--- WHAT IS BEING ASKED ---
Your task is to give the data again, exactly, with every line intact.

--- Records contained in a dataset ---
---+---

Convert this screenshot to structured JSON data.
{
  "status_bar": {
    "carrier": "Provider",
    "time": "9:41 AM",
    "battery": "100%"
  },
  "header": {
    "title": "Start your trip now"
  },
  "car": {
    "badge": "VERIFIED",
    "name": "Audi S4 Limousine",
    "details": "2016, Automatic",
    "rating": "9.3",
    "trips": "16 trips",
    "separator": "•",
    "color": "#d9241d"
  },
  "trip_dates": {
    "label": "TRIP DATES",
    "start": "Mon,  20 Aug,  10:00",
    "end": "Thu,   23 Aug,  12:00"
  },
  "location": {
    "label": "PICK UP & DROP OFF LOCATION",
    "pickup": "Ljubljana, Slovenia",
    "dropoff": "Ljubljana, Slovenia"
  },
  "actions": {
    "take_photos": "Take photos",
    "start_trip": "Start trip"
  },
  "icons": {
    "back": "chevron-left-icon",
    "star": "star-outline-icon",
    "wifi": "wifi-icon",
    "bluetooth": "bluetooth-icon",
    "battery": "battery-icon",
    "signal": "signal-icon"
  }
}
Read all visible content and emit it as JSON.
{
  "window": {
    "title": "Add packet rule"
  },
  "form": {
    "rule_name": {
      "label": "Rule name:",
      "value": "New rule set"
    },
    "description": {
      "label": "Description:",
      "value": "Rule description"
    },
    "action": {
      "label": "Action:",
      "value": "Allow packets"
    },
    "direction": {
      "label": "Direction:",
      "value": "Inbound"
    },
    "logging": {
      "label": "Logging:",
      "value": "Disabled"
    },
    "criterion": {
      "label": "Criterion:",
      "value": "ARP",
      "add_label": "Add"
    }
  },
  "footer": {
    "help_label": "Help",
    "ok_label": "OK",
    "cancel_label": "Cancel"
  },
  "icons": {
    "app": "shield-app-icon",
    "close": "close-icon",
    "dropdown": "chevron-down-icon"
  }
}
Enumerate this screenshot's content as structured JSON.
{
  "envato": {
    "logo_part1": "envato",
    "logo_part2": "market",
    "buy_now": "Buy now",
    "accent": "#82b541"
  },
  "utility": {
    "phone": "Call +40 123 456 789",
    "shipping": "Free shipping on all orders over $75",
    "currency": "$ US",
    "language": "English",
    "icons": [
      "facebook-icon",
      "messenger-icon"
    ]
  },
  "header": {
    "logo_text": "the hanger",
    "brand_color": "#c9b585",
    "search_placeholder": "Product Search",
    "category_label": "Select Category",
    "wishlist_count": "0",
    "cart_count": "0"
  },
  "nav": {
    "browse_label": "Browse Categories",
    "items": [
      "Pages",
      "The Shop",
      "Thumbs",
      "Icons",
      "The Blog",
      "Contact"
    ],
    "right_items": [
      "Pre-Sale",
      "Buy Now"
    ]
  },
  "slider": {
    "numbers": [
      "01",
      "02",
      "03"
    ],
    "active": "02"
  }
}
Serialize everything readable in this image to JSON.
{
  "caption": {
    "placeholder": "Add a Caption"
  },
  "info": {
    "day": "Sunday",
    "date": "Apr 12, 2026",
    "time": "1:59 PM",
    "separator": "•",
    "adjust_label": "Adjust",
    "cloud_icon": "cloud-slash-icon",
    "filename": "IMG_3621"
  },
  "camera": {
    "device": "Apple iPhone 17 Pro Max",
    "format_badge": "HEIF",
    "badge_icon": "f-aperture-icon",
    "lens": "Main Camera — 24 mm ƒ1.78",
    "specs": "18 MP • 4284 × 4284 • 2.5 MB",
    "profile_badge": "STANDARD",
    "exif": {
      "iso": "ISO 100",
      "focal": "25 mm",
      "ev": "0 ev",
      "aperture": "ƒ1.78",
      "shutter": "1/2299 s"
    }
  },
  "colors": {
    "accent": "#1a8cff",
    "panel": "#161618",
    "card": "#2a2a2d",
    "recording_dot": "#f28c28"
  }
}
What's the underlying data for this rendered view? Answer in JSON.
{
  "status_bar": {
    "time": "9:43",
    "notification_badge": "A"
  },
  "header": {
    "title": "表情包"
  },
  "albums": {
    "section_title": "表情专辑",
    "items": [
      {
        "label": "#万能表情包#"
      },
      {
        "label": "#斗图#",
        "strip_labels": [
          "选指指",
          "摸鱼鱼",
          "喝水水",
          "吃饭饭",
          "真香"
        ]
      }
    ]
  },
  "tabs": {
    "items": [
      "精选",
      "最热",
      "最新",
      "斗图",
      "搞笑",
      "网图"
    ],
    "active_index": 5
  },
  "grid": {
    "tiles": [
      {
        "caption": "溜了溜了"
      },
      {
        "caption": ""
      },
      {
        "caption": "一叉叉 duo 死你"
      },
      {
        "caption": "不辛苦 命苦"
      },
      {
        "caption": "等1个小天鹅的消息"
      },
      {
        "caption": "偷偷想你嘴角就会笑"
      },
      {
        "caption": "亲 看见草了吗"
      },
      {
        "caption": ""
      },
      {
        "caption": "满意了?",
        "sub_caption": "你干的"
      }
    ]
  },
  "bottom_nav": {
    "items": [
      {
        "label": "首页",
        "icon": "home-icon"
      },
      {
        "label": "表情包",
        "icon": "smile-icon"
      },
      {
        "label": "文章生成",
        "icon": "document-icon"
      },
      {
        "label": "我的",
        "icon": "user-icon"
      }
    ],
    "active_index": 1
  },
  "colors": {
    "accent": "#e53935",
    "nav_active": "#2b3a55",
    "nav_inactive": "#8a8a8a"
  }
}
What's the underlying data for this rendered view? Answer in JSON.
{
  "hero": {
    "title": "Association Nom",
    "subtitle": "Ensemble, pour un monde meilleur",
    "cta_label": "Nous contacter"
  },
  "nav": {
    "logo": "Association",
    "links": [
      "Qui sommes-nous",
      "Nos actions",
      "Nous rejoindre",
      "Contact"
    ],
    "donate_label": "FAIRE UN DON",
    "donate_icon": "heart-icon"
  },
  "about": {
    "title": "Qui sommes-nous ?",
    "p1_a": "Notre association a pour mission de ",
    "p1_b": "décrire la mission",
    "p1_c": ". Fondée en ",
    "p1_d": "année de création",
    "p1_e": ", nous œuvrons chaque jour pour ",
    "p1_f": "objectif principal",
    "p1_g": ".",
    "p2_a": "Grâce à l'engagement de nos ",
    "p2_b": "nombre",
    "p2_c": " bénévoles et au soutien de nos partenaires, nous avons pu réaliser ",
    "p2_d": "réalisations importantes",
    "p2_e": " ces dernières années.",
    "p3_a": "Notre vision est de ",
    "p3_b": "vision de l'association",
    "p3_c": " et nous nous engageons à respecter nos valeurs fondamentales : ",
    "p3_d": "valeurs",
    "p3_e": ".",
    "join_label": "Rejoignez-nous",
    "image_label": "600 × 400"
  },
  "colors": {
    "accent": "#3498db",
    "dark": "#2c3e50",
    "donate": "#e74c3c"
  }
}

---+---

--- REPLY TO THE EXERCISE ---
Convert this screenshot to structured JSON data.
{
  "status_bar": {
    "carrier": "Provider",
    "time": "9:41 AM",
    "battery": "100%"
  },
  "header": {
    "title": "Start your trip now"
  },
  "car": {
    "badge": "VERIFIED",
    "name": "Audi S4 Limousine",
    "details": "2016, Automatic",
    "rating": "9.3",
    "trips": "16 trips",
    "separator": "•",
    "color": "#d9241d"
  },
  "trip_dates": {
    "label": "TRIP DATES",
    "start": "Mon,  20 Aug,  10:00",
    "end": "Thu,   23 Aug,  12:00"
  },
  "location": {
    "label": "PICK UP & DROP OFF LOCATION",
    "pickup": "Ljubljana, Slovenia",
    "dropoff": "Ljubljana, Slovenia"
  },
  "actions": {
    "take_photos": "Take photos",
    "start_trip": "Start trip"
  },
  "icons": {
    "back": "chevron-left-icon",
    "star": "star-outline-icon",
    "wifi": "wifi-icon",
    "bluetooth": "bluetooth-icon",
    "battery": "battery-icon",
    "signal": "signal-icon"
  }
}
Read all visible content and emit it as JSON.
{
  "window": {
    "title": "Add packet rule"
  },
  "form": {
    "rule_name": {
      "label": "Rule name:",
      "value": "New rule set"
    },
    "description": {
      "label": "Description:",
      "value": "Rule description"
    },
    "action": {
      "label": "Action:",
      "value": "Allow packets"
    },
    "direction": {
      "label": "Direction:",
      "value": "Inbound"
    },
    "logging": {
      "label": "Logging:",
      "value": "Disabled"
    },
    "criterion": {
      "label": "Criterion:",
      "value": "ARP",
      "add_label": "Add"
    }
  },
  "footer": {
    "help_label": "Help",
    "ok_label": "OK",
    "cancel_label": "Cancel"
  },
  "icons": {
    "app": "shield-app-icon",
    "close": "close-icon",
    "dropdown": "chevron-down-icon"
  }
}
Enumerate this screenshot's content as structured JSON.
{
  "envato": {
    "logo_part1": "envato",
    "logo_part2": "market",
    "buy_now": "Buy now",
    "accent": "#82b541"
  },
  "utility": {
    "phone": "Call +40 123 456 789",
    "shipping": "Free shipping on all orders over $75",
    "currency": "$ US",
    "language": "English",
    "icons": [
      "facebook-icon",
      "messenger-icon"
    ]
  },
  "header": {
    "logo_text": "the hanger",
    "brand_color": "#c9b585",
    "search_placeholder": "Product Search",
    "category_label": "Select Category",
    "wishlist_count": "0",
    "cart_count": "0"
  },
  "nav": {
    "browse_label": "Browse Categories",
    "items": [
      "Pages",
      "The Shop",
      "Thumbs",
      "Icons",
      "The Blog",
      "Contact"
    ],
    "right_items": [
      "Pre-Sale",
      "Buy Now"
    ]
  },
  "slider": {
    "numbers": [
      "01",
      "02",
      "03"
    ],
    "active": "02"
  }
}
Serialize everything readable in this image to JSON.
{
  "caption": {
    "placeholder": "Add a Caption"
  },
  "info": {
    "day": "Sunday",
    "date": "Apr 12, 2026",
    "time": "1:59 PM",
    "separator": "•",
    "adjust_label": "Adjust",
    "cloud_icon": "cloud-slash-icon",
    "filename": "IMG_3621"
  },
  "camera": {
    "device": "Apple iPhone 17 Pro Max",
    "format_badge": "HEIF",
    "badge_icon": "f-aperture-icon",
    "lens": "Main Camera — 24 mm ƒ1.78",
    "specs": "18 MP • 4284 × 4284 • 2.5 MB",
    "profile_badge": "STANDARD",
    "exif": {
      "iso": "ISO 100",
      "focal": "25 mm",
      "ev": "0 ev",
      "aperture": "ƒ1.78",
      "shutter": "1/2299 s"
    }
  },
  "colors": {
    "accent": "#1a8cff",
    "panel": "#161618",
    "card": "#2a2a2d",
    "recording_dot": "#f28c28"
  }
}
What's the underlying data for this rendered view? Answer in JSON.
{
  "status_bar": {
    "time": "9:43",
    "notification_badge": "A"
  },
  "header": {
    "title": "表情包"
  },
  "albums": {
    "section_title": "表情专辑",
    "items": [
      {
        "label": "#万能表情包#"
      },
      {
        "label": "#斗图#",
        "strip_labels": [
          "选指指",
          "摸鱼鱼",
          "喝水水",
          "吃饭饭",
          "真香"
        ]
      }
    ]
  },
  "tabs": {
    "items": [
      "精选",
      "最热",
      "最新",
      "斗图",
      "搞笑",
      "网图"
    ],
    "active_index": 5
  },
  "grid": {
    "tiles": [
      {
        "caption": "溜了溜了"
      },
      {
        "caption": ""
      },
      {
        "caption": "一叉叉 duo 死你"
      },
      {
        "caption": "不辛苦 命苦"
      },
      {
        "caption": "等1个小天鹅的消息"
      },
      {
        "caption": "偷偷想你嘴角就会笑"
      },
      {
        "caption": "亲 看见草了吗"
      },
      {
        "caption": ""
      },
      {
        "caption": "满意了?",
        "sub_caption": "你干的"
      }
    ]
  },
  "bottom_nav": {
    "items": [
      {
        "label": "首页",
        "icon": "home-icon"
      },
      {
        "label": "表情包",
        "icon": "smile-icon"
      },
      {
        "label": "文章生成",
        "icon": "document-icon"
      },
      {
        "label": "我的",
        "icon": "user-icon"
      }
    ],
    "active_index": 1
  },
  "colors": {
    "accent": "#e53935",
    "nav_active": "#2b3a55",
    "nav_inactive": "#8a8a8a"
  }
}
What's the underlying data for this rendered view? Answer in JSON.
{
  "hero": {
    "title": "Association Nom",
    "subtitle": "Ensemble, pour un monde meilleur",
    "cta_label": "Nous contacter"
  },
  "nav": {
    "logo": "Association",
    "links": [
      "Qui sommes-nous",
      "Nos actions",
      "Nous rejoindre",
      "Contact"
    ],
    "donate_label": "FAIRE UN DON",
    "donate_icon": "heart-icon"
  },
  "about": {
    "title": "Qui sommes-nous ?",
    "p1_a": "Notre association a pour mission de ",
    "p1_b": "décrire la mission",
    "p1_c": ". Fondée en ",
    "p1_d": "année de création",
    "p1_e": ", nous œuvrons chaque jour pour ",
    "p1_f": "objectif principal",
    "p1_g": ".",
    "p2_a": "Grâce à l'engagement de nos ",
    "p2_b": "nombre",
    "p2_c": " bénévoles et au soutien de nos partenaires, nous avons pu réaliser ",
    "p2_d": "réalisations importantes",
    "p2_e": " ces dernières années.",
    "p3_a": "Notre vision est de ",
    "p3_b": "vision de l'association",
    "p3_c": " et nous nous engageons à respecter nos valeurs fondamentales : ",
    "p3_d": "valeurs",
    "p3_e": ".",
    "join_label": "Rejoignez-nous",
    "image_label": "600 × 400"
  },
  "colors": {
    "accent": "#3498db",
    "dark": "#2c3e50",
    "donate": "#e74c3c"
  }
}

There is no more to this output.